--- Begin DATASET ---

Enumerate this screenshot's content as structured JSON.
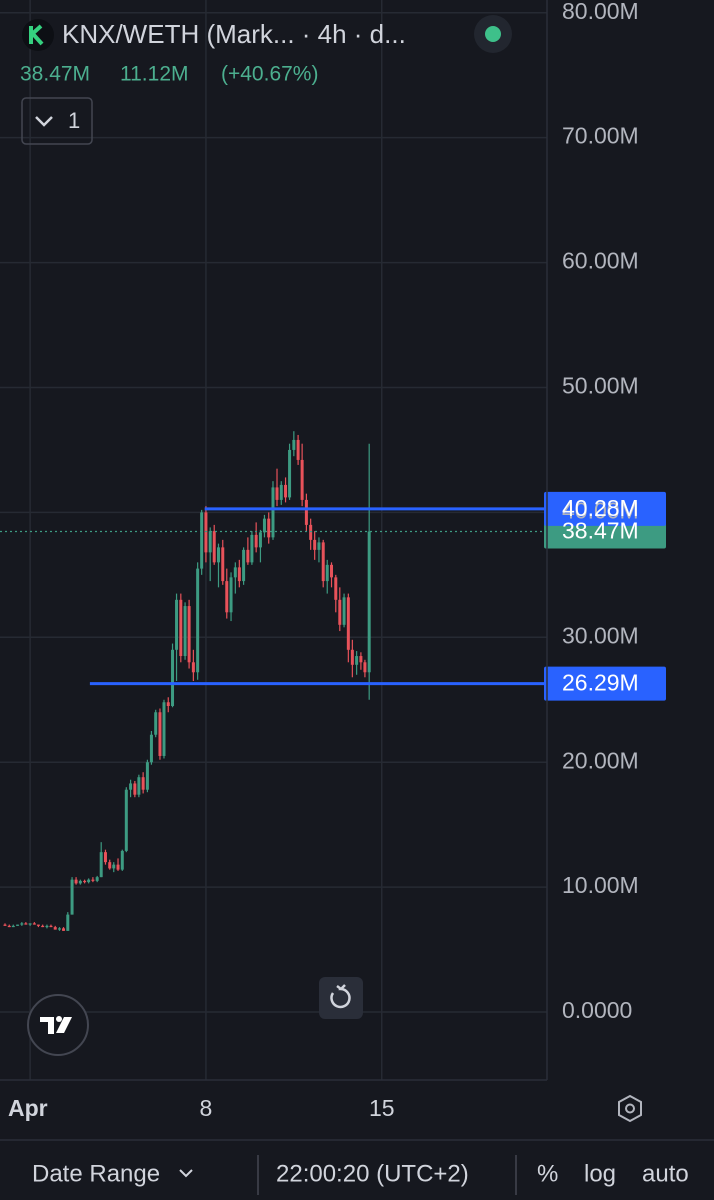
{
  "chart_data": {
    "type": "candlestick",
    "title": "KNX/WETH (Mark... · 4h · d...",
    "stats": [
      "38.47M",
      "11.12M",
      "(+40.67%)"
    ],
    "pane_button": "1",
    "up_color": "#3d9b82",
    "down_color": "#e8525a",
    "grid": true,
    "xlim": [
      0,
      21.5
    ],
    "xticks": [
      {
        "value": 1,
        "label": "Apr"
      },
      8,
      15
    ],
    "ylim": [
      -5.28,
      81.02
    ],
    "yticks": [
      {
        "value": 0,
        "label": "0.0000"
      },
      {
        "value": 10,
        "label": "10.00M"
      },
      {
        "value": 20,
        "label": "20.00M"
      },
      {
        "value": 30,
        "label": "30.00M"
      },
      {
        "value": 40,
        "label": "40.00M"
      },
      {
        "value": 50,
        "label": "50.00M"
      },
      {
        "value": 60,
        "label": "60.00M"
      },
      {
        "value": 70,
        "label": "70.00M"
      },
      {
        "value": 80,
        "label": "80.00M"
      }
    ],
    "x": [
      0,
      0.17,
      0.33,
      0.5,
      0.67,
      0.83,
      1,
      1.17,
      1.33,
      1.5,
      1.67,
      1.83,
      2,
      2.17,
      2.33,
      2.5,
      2.67,
      2.83,
      3,
      3.17,
      3.33,
      3.5,
      3.67,
      3.83,
      4,
      4.17,
      4.33,
      4.5,
      4.67,
      4.83,
      5,
      5.17,
      5.33,
      5.5,
      5.67,
      5.83,
      6,
      6.17,
      6.33,
      6.5,
      6.67,
      6.83,
      7,
      7.17,
      7.33,
      7.5,
      7.67,
      7.83,
      8,
      8.17,
      8.33,
      8.5,
      8.67,
      8.83,
      9,
      9.17,
      9.33,
      9.5,
      9.67,
      9.83,
      10,
      10.17,
      10.33,
      10.5,
      10.67,
      10.83,
      11,
      11.17,
      11.33,
      11.5,
      11.67,
      11.83,
      12,
      12.17,
      12.33,
      12.5,
      12.67,
      12.83,
      13,
      13.17,
      13.33,
      13.5,
      13.67,
      13.83,
      14,
      14.17,
      14.33,
      14.5
    ],
    "open": [
      7.0,
      6.9,
      6.8,
      6.9,
      7.0,
      7.1,
      7.0,
      7.1,
      7.0,
      6.9,
      6.8,
      6.9,
      6.8,
      6.6,
      6.7,
      6.5,
      7.8,
      10.6,
      10.3,
      10.5,
      10.4,
      10.6,
      10.5,
      10.8,
      12.8,
      12.0,
      11.5,
      11.8,
      11.4,
      12.9,
      17.8,
      18.3,
      17.4,
      18.8,
      17.8,
      20.0,
      22.2,
      24.0,
      20.5,
      24.8,
      24.5,
      29.0,
      33.0,
      28.5,
      32.5,
      28.0,
      27.2,
      35.5,
      40.0,
      36.8,
      38.5,
      36.0,
      37.2,
      34.5,
      32.0,
      34.8,
      35.6,
      34.5,
      37.0,
      36.0,
      38.2,
      37.2,
      38.4,
      39.5,
      38.0,
      42.0,
      41.0,
      42.2,
      41.2,
      45.0,
      45.8,
      44.2,
      41.0,
      39.0,
      37.8,
      37.0,
      37.6,
      34.5,
      35.8,
      34.8,
      33.0,
      31.0,
      33.2,
      29.0,
      27.8,
      28.5,
      28.0,
      27.2
    ],
    "high": [
      7.1,
      7.0,
      7.0,
      7.0,
      7.2,
      7.2,
      7.1,
      7.2,
      7.0,
      7.0,
      7.0,
      7.0,
      6.9,
      6.8,
      6.8,
      8.0,
      10.8,
      10.8,
      10.6,
      10.6,
      10.7,
      10.8,
      10.9,
      13.6,
      13.0,
      12.2,
      12.0,
      12.3,
      13.0,
      18.0,
      18.6,
      18.5,
      19.0,
      19.2,
      20.2,
      22.5,
      24.2,
      24.3,
      25.0,
      25.2,
      29.5,
      33.5,
      33.5,
      32.8,
      33.0,
      29.0,
      36.0,
      40.2,
      40.5,
      38.8,
      39.0,
      37.5,
      37.8,
      35.5,
      35.2,
      36.0,
      36.2,
      37.2,
      38.0,
      38.5,
      39.2,
      38.6,
      39.8,
      40.0,
      42.5,
      43.5,
      42.5,
      42.8,
      45.5,
      46.5,
      46.2,
      45.5,
      41.5,
      39.5,
      38.5,
      38.0,
      37.8,
      36.2,
      36.0,
      35.0,
      34.0,
      33.5,
      33.5,
      29.8,
      28.9,
      28.8,
      28.2,
      45.5
    ],
    "low": [
      6.9,
      6.8,
      6.8,
      6.9,
      6.9,
      7.0,
      6.9,
      7.0,
      6.8,
      6.8,
      6.7,
      6.8,
      6.6,
      6.5,
      6.5,
      6.5,
      7.8,
      10.2,
      10.2,
      10.3,
      10.3,
      10.4,
      10.4,
      10.8,
      11.8,
      11.4,
      11.2,
      11.3,
      11.3,
      12.8,
      17.2,
      17.2,
      17.2,
      17.5,
      17.6,
      19.8,
      22.0,
      20.2,
      20.3,
      24.0,
      24.4,
      26.5,
      28.0,
      28.2,
      27.5,
      26.5,
      26.6,
      35.0,
      36.0,
      34.5,
      35.8,
      34.0,
      34.2,
      31.5,
      31.3,
      33.5,
      34.0,
      34.2,
      35.8,
      35.8,
      36.8,
      36.0,
      38.0,
      37.5,
      37.8,
      40.5,
      40.6,
      40.8,
      41.0,
      44.5,
      43.8,
      40.5,
      38.5,
      37.0,
      36.2,
      36.0,
      34.0,
      33.5,
      34.0,
      32.0,
      30.5,
      30.8,
      28.0,
      26.8,
      27.0,
      27.4,
      26.8,
      25.0
    ],
    "close": [
      6.9,
      6.8,
      6.9,
      7.0,
      7.1,
      7.0,
      7.1,
      7.0,
      6.9,
      6.8,
      6.9,
      6.8,
      6.6,
      6.7,
      6.5,
      7.8,
      10.6,
      10.3,
      10.5,
      10.4,
      10.6,
      10.5,
      10.8,
      12.8,
      12.0,
      11.5,
      11.8,
      11.4,
      12.9,
      17.8,
      18.3,
      17.4,
      18.8,
      17.8,
      20.0,
      22.2,
      24.0,
      20.5,
      24.8,
      24.5,
      29.0,
      33.0,
      28.5,
      32.5,
      28.0,
      27.2,
      35.5,
      40.0,
      36.8,
      38.5,
      36.0,
      37.2,
      34.5,
      32.0,
      34.8,
      35.6,
      34.5,
      37.0,
      36.0,
      38.2,
      37.2,
      38.4,
      39.5,
      38.0,
      42.0,
      41.0,
      42.2,
      41.2,
      45.0,
      45.8,
      44.2,
      41.0,
      39.0,
      37.8,
      37.0,
      37.6,
      34.5,
      35.8,
      34.8,
      33.0,
      31.0,
      33.2,
      29.0,
      27.8,
      28.5,
      28.0,
      27.2,
      38.47
    ],
    "last_price": {
      "value": 38.47,
      "label": "38.47M",
      "color": "#3d9b82"
    },
    "horizontal_lines": [
      {
        "value": 40.28,
        "label": "40.28M",
        "x_start": 7.95,
        "color": "#2962ff"
      },
      {
        "value": 26.29,
        "label": "26.29M",
        "x_start": 3.38,
        "color": "#2962ff"
      }
    ]
  },
  "toolbar": {
    "date_range": "Date Range",
    "time": "22:00:20 (UTC+2)",
    "percent": "%",
    "log": "log",
    "auto": "auto"
  }
}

--- End DATASET ---

▶ GIVEN INSTRUCTION
Omit the pictures and output all of the other material exactly.

▶ THE RESPONSE
Enumerate this screenshot's content as structured JSON.
{
  "chart_data": {
    "type": "candlestick",
    "title": "KNX/WETH (Mark... · 4h · d...",
    "stats": [
      "38.47M",
      "11.12M",
      "(+40.67%)"
    ],
    "pane_button": "1",
    "up_color": "#3d9b82",
    "down_color": "#e8525a",
    "grid": true,
    "xlim": [
      0,
      21.5
    ],
    "xticks": [
      {
        "value": 1,
        "label": "Apr"
      },
      8,
      15
    ],
    "ylim": [
      -5.28,
      81.02
    ],
    "yticks": [
      {
        "value": 0,
        "label": "0.0000"
      },
      {
        "value": 10,
        "label": "10.00M"
      },
      {
        "value": 20,
        "label": "20.00M"
      },
      {
        "value": 30,
        "label": "30.00M"
      },
      {
        "value": 40,
        "label": "40.00M"
      },
      {
        "value": 50,
        "label": "50.00M"
      },
      {
        "value": 60,
        "label": "60.00M"
      },
      {
        "value": 70,
        "label": "70.00M"
      },
      {
        "value": 80,
        "label": "80.00M"
      }
    ],
    "x": [
      0,
      0.17,
      0.33,
      0.5,
      0.67,
      0.83,
      1,
      1.17,
      1.33,
      1.5,
      1.67,
      1.83,
      2,
      2.17,
      2.33,
      2.5,
      2.67,
      2.83,
      3,
      3.17,
      3.33,
      3.5,
      3.67,
      3.83,
      4,
      4.17,
      4.33,
      4.5,
      4.67,
      4.83,
      5,
      5.17,
      5.33,
      5.5,
      5.67,
      5.83,
      6,
      6.17,
      6.33,
      6.5,
      6.67,
      6.83,
      7,
      7.17,
      7.33,
      7.5,
      7.67,
      7.83,
      8,
      8.17,
      8.33,
      8.5,
      8.67,
      8.83,
      9,
      9.17,
      9.33,
      9.5,
      9.67,
      9.83,
      10,
      10.17,
      10.33,
      10.5,
      10.67,
      10.83,
      11,
      11.17,
      11.33,
      11.5,
      11.67,
      11.83,
      12,
      12.17,
      12.33,
      12.5,
      12.67,
      12.83,
      13,
      13.17,
      13.33,
      13.5,
      13.67,
      13.83,
      14,
      14.17,
      14.33,
      14.5
    ],
    "open": [
      7.0,
      6.9,
      6.8,
      6.9,
      7.0,
      7.1,
      7.0,
      7.1,
      7.0,
      6.9,
      6.8,
      6.9,
      6.8,
      6.6,
      6.7,
      6.5,
      7.8,
      10.6,
      10.3,
      10.5,
      10.4,
      10.6,
      10.5,
      10.8,
      12.8,
      12.0,
      11.5,
      11.8,
      11.4,
      12.9,
      17.8,
      18.3,
      17.4,
      18.8,
      17.8,
      20.0,
      22.2,
      24.0,
      20.5,
      24.8,
      24.5,
      29.0,
      33.0,
      28.5,
      32.5,
      28.0,
      27.2,
      35.5,
      40.0,
      36.8,
      38.5,
      36.0,
      37.2,
      34.5,
      32.0,
      34.8,
      35.6,
      34.5,
      37.0,
      36.0,
      38.2,
      37.2,
      38.4,
      39.5,
      38.0,
      42.0,
      41.0,
      42.2,
      41.2,
      45.0,
      45.8,
      44.2,
      41.0,
      39.0,
      37.8,
      37.0,
      37.6,
      34.5,
      35.8,
      34.8,
      33.0,
      31.0,
      33.2,
      29.0,
      27.8,
      28.5,
      28.0,
      27.2
    ],
    "high": [
      7.1,
      7.0,
      7.0,
      7.0,
      7.2,
      7.2,
      7.1,
      7.2,
      7.0,
      7.0,
      7.0,
      7.0,
      6.9,
      6.8,
      6.8,
      8.0,
      10.8,
      10.8,
      10.6,
      10.6,
      10.7,
      10.8,
      10.9,
      13.6,
      13.0,
      12.2,
      12.0,
      12.3,
      13.0,
      18.0,
      18.6,
      18.5,
      19.0,
      19.2,
      20.2,
      22.5,
      24.2,
      24.3,
      25.0,
      25.2,
      29.5,
      33.5,
      33.5,
      32.8,
      33.0,
      29.0,
      36.0,
      40.2,
      40.5,
      38.8,
      39.0,
      37.5,
      37.8,
      35.5,
      35.2,
      36.0,
      36.2,
      37.2,
      38.0,
      38.5,
      39.2,
      38.6,
      39.8,
      40.0,
      42.5,
      43.5,
      42.5,
      42.8,
      45.5,
      46.5,
      46.2,
      45.5,
      41.5,
      39.5,
      38.5,
      38.0,
      37.8,
      36.2,
      36.0,
      35.0,
      34.0,
      33.5,
      33.5,
      29.8,
      28.9,
      28.8,
      28.2,
      45.5
    ],
    "low": [
      6.9,
      6.8,
      6.8,
      6.9,
      6.9,
      7.0,
      6.9,
      7.0,
      6.8,
      6.8,
      6.7,
      6.8,
      6.6,
      6.5,
      6.5,
      6.5,
      7.8,
      10.2,
      10.2,
      10.3,
      10.3,
      10.4,
      10.4,
      10.8,
      11.8,
      11.4,
      11.2,
      11.3,
      11.3,
      12.8,
      17.2,
      17.2,
      17.2,
      17.5,
      17.6,
      19.8,
      22.0,
      20.2,
      20.3,
      24.0,
      24.4,
      26.5,
      28.0,
      28.2,
      27.5,
      26.5,
      26.6,
      35.0,
      36.0,
      34.5,
      35.8,
      34.0,
      34.2,
      31.5,
      31.3,
      33.5,
      34.0,
      34.2,
      35.8,
      35.8,
      36.8,
      36.0,
      38.0,
      37.5,
      37.8,
      40.5,
      40.6,
      40.8,
      41.0,
      44.5,
      43.8,
      40.5,
      38.5,
      37.0,
      36.2,
      36.0,
      34.0,
      33.5,
      34.0,
      32.0,
      30.5,
      30.8,
      28.0,
      26.8,
      27.0,
      27.4,
      26.8,
      25.0
    ],
    "close": [
      6.9,
      6.8,
      6.9,
      7.0,
      7.1,
      7.0,
      7.1,
      7.0,
      6.9,
      6.8,
      6.9,
      6.8,
      6.6,
      6.7,
      6.5,
      7.8,
      10.6,
      10.3,
      10.5,
      10.4,
      10.6,
      10.5,
      10.8,
      12.8,
      12.0,
      11.5,
      11.8,
      11.4,
      12.9,
      17.8,
      18.3,
      17.4,
      18.8,
      17.8,
      20.0,
      22.2,
      24.0,
      20.5,
      24.8,
      24.5,
      29.0,
      33.0,
      28.5,
      32.5,
      28.0,
      27.2,
      35.5,
      40.0,
      36.8,
      38.5,
      36.0,
      37.2,
      34.5,
      32.0,
      34.8,
      35.6,
      34.5,
      37.0,
      36.0,
      38.2,
      37.2,
      38.4,
      39.5,
      38.0,
      42.0,
      41.0,
      42.2,
      41.2,
      45.0,
      45.8,
      44.2,
      41.0,
      39.0,
      37.8,
      37.0,
      37.6,
      34.5,
      35.8,
      34.8,
      33.0,
      31.0,
      33.2,
      29.0,
      27.8,
      28.5,
      28.0,
      27.2,
      38.47
    ],
    "last_price": {
      "value": 38.47,
      "label": "38.47M",
      "color": "#3d9b82"
    },
    "horizontal_lines": [
      {
        "value": 40.28,
        "label": "40.28M",
        "x_start": 7.95,
        "color": "#2962ff"
      },
      {
        "value": 26.29,
        "label": "26.29M",
        "x_start": 3.38,
        "color": "#2962ff"
      }
    ]
  },
  "toolbar": {
    "date_range": "Date Range",
    "time": "22:00:20 (UTC+2)",
    "percent": "%",
    "log": "log",
    "auto": "auto"
  }
}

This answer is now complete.